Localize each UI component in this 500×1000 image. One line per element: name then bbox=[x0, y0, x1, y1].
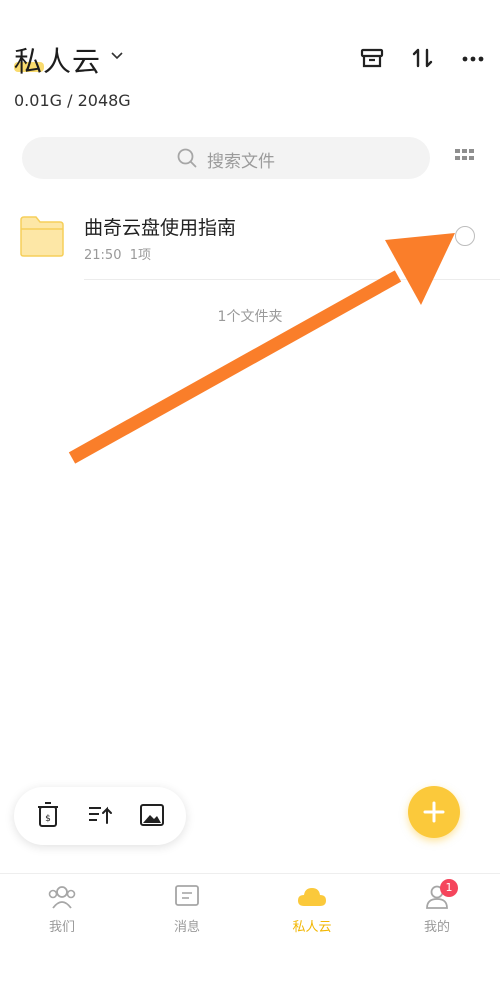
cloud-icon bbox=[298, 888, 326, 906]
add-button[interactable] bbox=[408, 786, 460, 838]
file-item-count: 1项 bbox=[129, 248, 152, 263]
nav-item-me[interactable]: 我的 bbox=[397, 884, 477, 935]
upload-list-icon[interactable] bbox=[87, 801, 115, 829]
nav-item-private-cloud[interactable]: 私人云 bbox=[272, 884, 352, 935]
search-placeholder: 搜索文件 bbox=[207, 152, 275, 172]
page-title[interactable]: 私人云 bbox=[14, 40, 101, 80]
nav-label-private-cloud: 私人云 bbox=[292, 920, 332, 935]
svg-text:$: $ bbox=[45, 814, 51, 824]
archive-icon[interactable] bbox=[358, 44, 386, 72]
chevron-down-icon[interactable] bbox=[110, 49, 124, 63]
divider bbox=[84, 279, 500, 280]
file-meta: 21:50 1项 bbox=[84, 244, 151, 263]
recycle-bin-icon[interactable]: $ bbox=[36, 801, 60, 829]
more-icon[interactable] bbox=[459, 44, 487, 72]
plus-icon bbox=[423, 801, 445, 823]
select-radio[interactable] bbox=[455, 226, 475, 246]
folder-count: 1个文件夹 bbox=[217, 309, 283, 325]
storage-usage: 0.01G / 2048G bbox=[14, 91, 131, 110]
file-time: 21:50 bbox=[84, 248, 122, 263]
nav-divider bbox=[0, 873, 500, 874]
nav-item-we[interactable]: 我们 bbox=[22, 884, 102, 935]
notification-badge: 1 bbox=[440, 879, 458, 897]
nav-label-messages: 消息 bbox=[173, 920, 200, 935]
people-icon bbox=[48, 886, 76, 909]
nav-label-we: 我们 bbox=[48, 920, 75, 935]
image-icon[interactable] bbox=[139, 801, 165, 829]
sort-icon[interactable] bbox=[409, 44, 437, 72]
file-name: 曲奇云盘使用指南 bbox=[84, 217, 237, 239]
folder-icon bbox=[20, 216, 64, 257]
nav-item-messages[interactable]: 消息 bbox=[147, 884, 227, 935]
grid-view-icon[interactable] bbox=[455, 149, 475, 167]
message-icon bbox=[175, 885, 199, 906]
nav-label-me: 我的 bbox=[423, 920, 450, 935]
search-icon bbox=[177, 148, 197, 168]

* Short exercise *
Reproduce the items verbatim, everything from the line containing "cloud-icon bbox=[298, 888, 326, 906]" down to the line containing "select-radio[interactable] bbox=[455, 226, 475, 246]", both included.

* Output *
cloud-icon bbox=[298, 888, 326, 906]
add-button[interactable] bbox=[408, 786, 460, 838]
file-item-count: 1项 bbox=[129, 248, 152, 263]
nav-item-me[interactable]: 我的 bbox=[397, 884, 477, 935]
upload-list-icon[interactable] bbox=[87, 801, 115, 829]
nav-item-private-cloud[interactable]: 私人云 bbox=[272, 884, 352, 935]
search-placeholder: 搜索文件 bbox=[207, 152, 275, 172]
page-title[interactable]: 私人云 bbox=[14, 40, 101, 80]
nav-label-private-cloud: 私人云 bbox=[292, 920, 332, 935]
svg-text:$: $ bbox=[45, 814, 51, 824]
archive-icon[interactable] bbox=[358, 44, 386, 72]
chevron-down-icon[interactable] bbox=[110, 49, 124, 63]
divider bbox=[84, 279, 500, 280]
file-meta: 21:50 1项 bbox=[84, 244, 151, 263]
recycle-bin-icon[interactable]: $ bbox=[36, 801, 60, 829]
more-icon[interactable] bbox=[459, 44, 487, 72]
plus-icon bbox=[423, 801, 445, 823]
select-radio[interactable] bbox=[455, 226, 475, 246]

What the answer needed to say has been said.